| Dataset excerpts |
*****
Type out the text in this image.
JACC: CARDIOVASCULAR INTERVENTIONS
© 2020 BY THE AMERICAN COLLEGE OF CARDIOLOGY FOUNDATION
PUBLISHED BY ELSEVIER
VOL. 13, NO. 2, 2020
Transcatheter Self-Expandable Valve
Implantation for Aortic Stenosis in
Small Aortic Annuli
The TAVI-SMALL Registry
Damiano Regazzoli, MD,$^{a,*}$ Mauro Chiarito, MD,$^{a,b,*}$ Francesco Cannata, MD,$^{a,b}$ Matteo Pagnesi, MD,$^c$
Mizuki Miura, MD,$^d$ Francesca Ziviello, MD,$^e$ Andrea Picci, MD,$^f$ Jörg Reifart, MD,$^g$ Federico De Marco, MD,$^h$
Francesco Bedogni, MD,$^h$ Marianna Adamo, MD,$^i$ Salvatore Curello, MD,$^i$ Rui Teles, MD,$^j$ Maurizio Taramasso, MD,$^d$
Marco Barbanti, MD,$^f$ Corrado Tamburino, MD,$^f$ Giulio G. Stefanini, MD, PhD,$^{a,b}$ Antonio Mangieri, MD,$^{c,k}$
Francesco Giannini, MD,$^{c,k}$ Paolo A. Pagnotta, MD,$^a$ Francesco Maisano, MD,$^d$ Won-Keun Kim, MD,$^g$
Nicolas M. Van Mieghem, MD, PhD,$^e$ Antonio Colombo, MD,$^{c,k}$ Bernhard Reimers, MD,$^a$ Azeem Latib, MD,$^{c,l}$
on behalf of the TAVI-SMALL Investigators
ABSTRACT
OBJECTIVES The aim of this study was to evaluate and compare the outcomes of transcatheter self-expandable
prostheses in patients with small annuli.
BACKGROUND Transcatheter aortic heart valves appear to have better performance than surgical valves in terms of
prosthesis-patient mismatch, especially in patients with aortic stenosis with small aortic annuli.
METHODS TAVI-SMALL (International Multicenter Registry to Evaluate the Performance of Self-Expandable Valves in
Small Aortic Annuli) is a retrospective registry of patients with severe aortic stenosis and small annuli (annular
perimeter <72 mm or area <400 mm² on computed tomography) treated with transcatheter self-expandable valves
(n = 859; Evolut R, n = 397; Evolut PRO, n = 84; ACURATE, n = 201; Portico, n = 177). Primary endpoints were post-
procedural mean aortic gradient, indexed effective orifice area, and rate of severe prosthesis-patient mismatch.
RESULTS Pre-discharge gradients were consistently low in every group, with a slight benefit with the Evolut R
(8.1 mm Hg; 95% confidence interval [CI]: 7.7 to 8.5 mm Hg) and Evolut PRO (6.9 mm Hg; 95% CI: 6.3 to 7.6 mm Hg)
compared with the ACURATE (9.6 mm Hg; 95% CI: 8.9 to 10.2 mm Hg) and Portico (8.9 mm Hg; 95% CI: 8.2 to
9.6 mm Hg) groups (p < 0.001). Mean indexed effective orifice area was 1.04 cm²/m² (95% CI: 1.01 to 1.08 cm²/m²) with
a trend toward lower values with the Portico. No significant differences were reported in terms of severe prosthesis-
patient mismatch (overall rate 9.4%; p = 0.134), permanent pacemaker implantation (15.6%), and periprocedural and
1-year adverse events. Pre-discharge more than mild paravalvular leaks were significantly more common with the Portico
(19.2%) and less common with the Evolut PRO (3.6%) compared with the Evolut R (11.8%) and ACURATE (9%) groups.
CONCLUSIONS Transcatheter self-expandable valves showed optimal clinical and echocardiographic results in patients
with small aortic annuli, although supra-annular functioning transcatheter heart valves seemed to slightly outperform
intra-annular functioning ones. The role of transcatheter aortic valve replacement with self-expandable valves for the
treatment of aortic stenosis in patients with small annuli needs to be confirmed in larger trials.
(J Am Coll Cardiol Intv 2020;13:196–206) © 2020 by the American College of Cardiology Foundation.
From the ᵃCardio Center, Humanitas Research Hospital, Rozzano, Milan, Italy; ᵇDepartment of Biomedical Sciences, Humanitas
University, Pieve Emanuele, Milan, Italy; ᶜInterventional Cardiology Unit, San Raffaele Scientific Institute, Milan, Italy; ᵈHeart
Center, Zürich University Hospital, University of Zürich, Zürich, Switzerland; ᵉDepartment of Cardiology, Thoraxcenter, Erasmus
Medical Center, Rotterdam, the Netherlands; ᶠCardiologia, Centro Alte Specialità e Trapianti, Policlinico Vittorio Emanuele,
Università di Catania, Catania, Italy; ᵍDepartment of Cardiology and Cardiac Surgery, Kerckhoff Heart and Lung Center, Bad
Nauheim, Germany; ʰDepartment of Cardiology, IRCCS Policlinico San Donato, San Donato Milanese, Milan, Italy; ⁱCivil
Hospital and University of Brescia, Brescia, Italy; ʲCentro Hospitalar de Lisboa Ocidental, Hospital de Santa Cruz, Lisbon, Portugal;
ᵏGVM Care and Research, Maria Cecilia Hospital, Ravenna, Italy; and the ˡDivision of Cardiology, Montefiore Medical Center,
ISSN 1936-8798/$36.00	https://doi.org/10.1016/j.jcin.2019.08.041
*****
| Aim of the exercise |
Would you please write out all the entries exactly?

| Response to this task |
Type out the text in this image.
JACC: CARDIOVASCULAR INTERVENTIONS
© 2020 BY THE AMERICAN COLLEGE OF CARDIOLOGY FOUNDATION
PUBLISHED BY ELSEVIER
VOL. 13, NO. 2, 2020
Transcatheter Self-Expandable Valve
Implantation for Aortic Stenosis in
Small Aortic Annuli
The TAVI-SMALL Registry
Damiano Regazzoli, MD,$^{a,*}$ Mauro Chiarito, MD,$^{a,b,*}$ Francesco Cannata, MD,$^{a,b}$ Matteo Pagnesi, MD,$^c$
Mizuki Miura, MD,$^d$ Francesca Ziviello, MD,$^e$ Andrea Picci, MD,$^f$ Jörg Reifart, MD,$^g$ Federico De Marco, MD,$^h$
Francesco Bedogni, MD,$^h$ Marianna Adamo, MD,$^i$ Salvatore Curello, MD,$^i$ Rui Teles, MD,$^j$ Maurizio Taramasso, MD,$^d$
Marco Barbanti, MD,$^f$ Corrado Tamburino, MD,$^f$ Giulio G. Stefanini, MD, PhD,$^{a,b}$ Antonio Mangieri, MD,$^{c,k}$
Francesco Giannini, MD,$^{c,k}$ Paolo A. Pagnotta, MD,$^a$ Francesco Maisano, MD,$^d$ Won-Keun Kim, MD,$^g$
Nicolas M. Van Mieghem, MD, PhD,$^e$ Antonio Colombo, MD,$^{c,k}$ Bernhard Reimers, MD,$^a$ Azeem Latib, MD,$^{c,l}$
on behalf of the TAVI-SMALL Investigators
ABSTRACT
OBJECTIVES The aim of this study was to evaluate and compare the outcomes of transcatheter self-expandable
prostheses in patients with small annuli.
BACKGROUND Transcatheter aortic heart valves appear to have better performance than surgical valves in terms of
prosthesis-patient mismatch, especially in patients with aortic stenosis with small aortic annuli.
METHODS TAVI-SMALL (International Multicenter Registry to Evaluate the Performance of Self-Expandable Valves in
Small Aortic Annuli) is a retrospective registry of patients with severe aortic stenosis and small annuli (annular
perimeter <72 mm or area <400 mm² on computed tomography) treated with transcatheter self-expandable valves
(n = 859; Evolut R, n = 397; Evolut PRO, n = 84; ACURATE, n = 201; Portico, n = 177). Primary endpoints were post-
procedural mean aortic gradient, indexed effective orifice area, and rate of severe prosthesis-patient mismatch.
RESULTS Pre-discharge gradients were consistently low in every group, with a slight benefit with the Evolut R
(8.1 mm Hg; 95% confidence interval [CI]: 7.7 to 8.5 mm Hg) and Evolut PRO (6.9 mm Hg; 95% CI: 6.3 to 7.6 mm Hg)
compared with the ACURATE (9.6 mm Hg; 95% CI: 8.9 to 10.2 mm Hg) and Portico (8.9 mm Hg; 95% CI: 8.2 to
9.6 mm Hg) groups (p < 0.001). Mean indexed effective orifice area was 1.04 cm²/m² (95% CI: 1.01 to 1.08 cm²/m²) with
a trend toward lower values with the Portico. No significant differences were reported in terms of severe prosthesis-
patient mismatch (overall rate 9.4%; p = 0.134), permanent pacemaker implantation (15.6%), and periprocedural and
1-year adverse events. Pre-discharge more than mild paravalvular leaks were significantly more common with the Portico
(19.2%) and less common with the Evolut PRO (3.6%) compared with the Evolut R (11.8%) and ACURATE (9%) groups.
CONCLUSIONS Transcatheter self-expandable valves showed optimal clinical and echocardiographic results in patients
with small aortic annuli, although supra-annular functioning transcatheter heart valves seemed to slightly outperform
intra-annular functioning ones. The role of transcatheter aortic valve replacement with self-expandable valves for the
treatment of aortic stenosis in patients with small annuli needs to be confirmed in larger trials.
(J Am Coll Cardiol Intv 2020;13:196–206) © 2020 by the American College of Cardiology Foundation.
From the ᵃCardio Center, Humanitas Research Hospital, Rozzano, Milan, Italy; ᵇDepartment of Biomedical Sciences, Humanitas
University, Pieve Emanuele, Milan, Italy; ᶜInterventional Cardiology Unit, San Raffaele Scientific Institute, Milan, Italy; ᵈHeart
Center, Zürich University Hospital, University of Zürich, Zürich, Switzerland; ᵉDepartment of Cardiology, Thoraxcenter, Erasmus
Medical Center, Rotterdam, the Netherlands; ᶠCardiologia, Centro Alte Specialità e Trapianti, Policlinico Vittorio Emanuele,
Università di Catania, Catania, Italy; ᵍDepartment of Cardiology and Cardiac Surgery, Kerckhoff Heart and Lung Center, Bad
Nauheim, Germany; ʰDepartment of Cardiology, IRCCS Policlinico San Donato, San Donato Milanese, Milan, Italy; ⁱCivil
Hospital and University of Brescia, Brescia, Italy; ʲCentro Hospitalar de Lisboa Ocidental, Hospital de Santa Cruz, Lisbon, Portugal;
ᵏGVM Care and Research, Maria Cecilia Hospital, Ravenna, Italy; and the ˡDivision of Cardiology, Montefiore Medical Center,
ISSN 1936-8798/$36.00	https://doi.org/10.1016/j.jcin.2019.08.041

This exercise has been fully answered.